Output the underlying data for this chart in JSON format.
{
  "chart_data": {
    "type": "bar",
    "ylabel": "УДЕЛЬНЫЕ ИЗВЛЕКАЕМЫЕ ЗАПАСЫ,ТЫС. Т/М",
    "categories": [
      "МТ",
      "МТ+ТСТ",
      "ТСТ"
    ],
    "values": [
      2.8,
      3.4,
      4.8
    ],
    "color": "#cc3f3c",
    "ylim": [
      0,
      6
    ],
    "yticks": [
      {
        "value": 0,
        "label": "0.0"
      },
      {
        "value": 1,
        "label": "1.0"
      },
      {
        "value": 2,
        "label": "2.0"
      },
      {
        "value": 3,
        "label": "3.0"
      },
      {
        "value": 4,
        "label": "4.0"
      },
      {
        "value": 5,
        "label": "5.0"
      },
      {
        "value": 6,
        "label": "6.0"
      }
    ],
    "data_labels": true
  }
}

#####

* _SET EXERCISE_: Print out every record again, exactly and in full.

* _RESPONSE_:
Output the underlying data for this chart in JSON format.
{
  "chart_data": {
    "type": "bar",
    "ylabel": "УДЕЛЬНЫЕ ИЗВЛЕКАЕМЫЕ ЗАПАСЫ,ТЫС. Т/М",
    "categories": [
      "МТ",
      "МТ+ТСТ",
      "ТСТ"
    ],
    "values": [
      2.8,
      3.4,
      4.8
    ],
    "color": "#cc3f3c",
    "ylim": [
      0,
      6
    ],
    "yticks": [
      {
        "value": 0,
        "label": "0.0"
      },
      {
        "value": 1,
        "label": "1.0"
      },
      {
        "value": 2,
        "label": "2.0"
      },
      {
        "value": 3,
        "label": "3.0"
      },
      {
        "value": 4,
        "label": "4.0"
      },
      {
        "value": 5,
        "label": "5.0"
      },
      {
        "value": 6,
        "label": "6.0"
      }
    ],
    "data_labels": true
  }
}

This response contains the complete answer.